• What the exercise asks:
Quote every entry word for word.

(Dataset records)
....................
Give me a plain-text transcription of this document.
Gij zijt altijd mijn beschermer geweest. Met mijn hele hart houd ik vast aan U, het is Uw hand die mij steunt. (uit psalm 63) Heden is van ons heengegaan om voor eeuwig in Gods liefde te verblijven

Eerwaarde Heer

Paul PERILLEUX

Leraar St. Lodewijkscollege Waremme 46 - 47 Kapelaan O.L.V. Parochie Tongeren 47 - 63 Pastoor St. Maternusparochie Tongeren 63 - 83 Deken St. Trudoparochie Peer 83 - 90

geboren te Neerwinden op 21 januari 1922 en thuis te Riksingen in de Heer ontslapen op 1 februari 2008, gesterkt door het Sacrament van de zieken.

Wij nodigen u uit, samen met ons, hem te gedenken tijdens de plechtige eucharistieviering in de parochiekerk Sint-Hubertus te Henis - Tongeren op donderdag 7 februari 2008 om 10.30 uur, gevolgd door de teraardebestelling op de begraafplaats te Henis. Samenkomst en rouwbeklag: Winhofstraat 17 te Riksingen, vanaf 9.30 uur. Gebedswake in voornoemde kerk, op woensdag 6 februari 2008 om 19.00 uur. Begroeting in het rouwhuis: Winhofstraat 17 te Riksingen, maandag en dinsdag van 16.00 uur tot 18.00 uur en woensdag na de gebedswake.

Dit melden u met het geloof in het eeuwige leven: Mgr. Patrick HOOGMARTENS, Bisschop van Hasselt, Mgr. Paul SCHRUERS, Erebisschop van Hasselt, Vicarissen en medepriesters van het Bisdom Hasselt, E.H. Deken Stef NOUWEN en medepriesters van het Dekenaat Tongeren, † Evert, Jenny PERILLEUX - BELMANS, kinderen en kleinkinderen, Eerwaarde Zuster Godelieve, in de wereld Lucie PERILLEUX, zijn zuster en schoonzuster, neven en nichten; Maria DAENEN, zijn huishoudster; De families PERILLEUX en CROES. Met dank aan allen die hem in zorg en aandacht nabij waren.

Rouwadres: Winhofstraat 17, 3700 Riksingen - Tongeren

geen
....................
• Solution for this problem:
Give me a plain-text transcription of this document.
Gij zijt altijd mijn beschermer geweest. Met mijn hele hart houd ik vast aan U, het is Uw hand die mij steunt. (uit psalm 63) Heden is van ons heengegaan om voor eeuwig in Gods liefde te verblijven

Eerwaarde Heer

Paul PERILLEUX

Leraar St. Lodewijkscollege Waremme 46 - 47 Kapelaan O.L.V. Parochie Tongeren 47 - 63 Pastoor St. Maternusparochie Tongeren 63 - 83 Deken St. Trudoparochie Peer 83 - 90

geboren te Neerwinden op 21 januari 1922 en thuis te Riksingen in de Heer ontslapen op 1 februari 2008, gesterkt door het Sacrament van de zieken.

Wij nodigen u uit, samen met ons, hem te gedenken tijdens de plechtige eucharistieviering in de parochiekerk Sint-Hubertus te Henis - Tongeren op donderdag 7 februari 2008 om 10.30 uur, gevolgd door de teraardebestelling op de begraafplaats te Henis. Samenkomst en rouwbeklag: Winhofstraat 17 te Riksingen, vanaf 9.30 uur. Gebedswake in voornoemde kerk, op woensdag 6 februari 2008 om 19.00 uur. Begroeting in het rouwhuis: Winhofstraat 17 te Riksingen, maandag en dinsdag van 16.00 uur tot 18.00 uur en woensdag na de gebedswake.

Dit melden u met het geloof in het eeuwige leven: Mgr. Patrick HOOGMARTENS, Bisschop van Hasselt, Mgr. Paul SCHRUERS, Erebisschop van Hasselt, Vicarissen en medepriesters van het Bisdom Hasselt, E.H. Deken Stef NOUWEN en medepriesters van het Dekenaat Tongeren, † Evert, Jenny PERILLEUX - BELMANS, kinderen en kleinkinderen, Eerwaarde Zuster Godelieve, in de wereld Lucie PERILLEUX, zijn zuster en schoonzuster, neven en nichten; Maria DAENEN, zijn huishoudster; De families PERILLEUX en CROES. Met dank aan allen die hem in zorg en aandacht nabij waren.

Rouwadres: Winhofstraat 17, 3700 Riksingen - Tongeren

geen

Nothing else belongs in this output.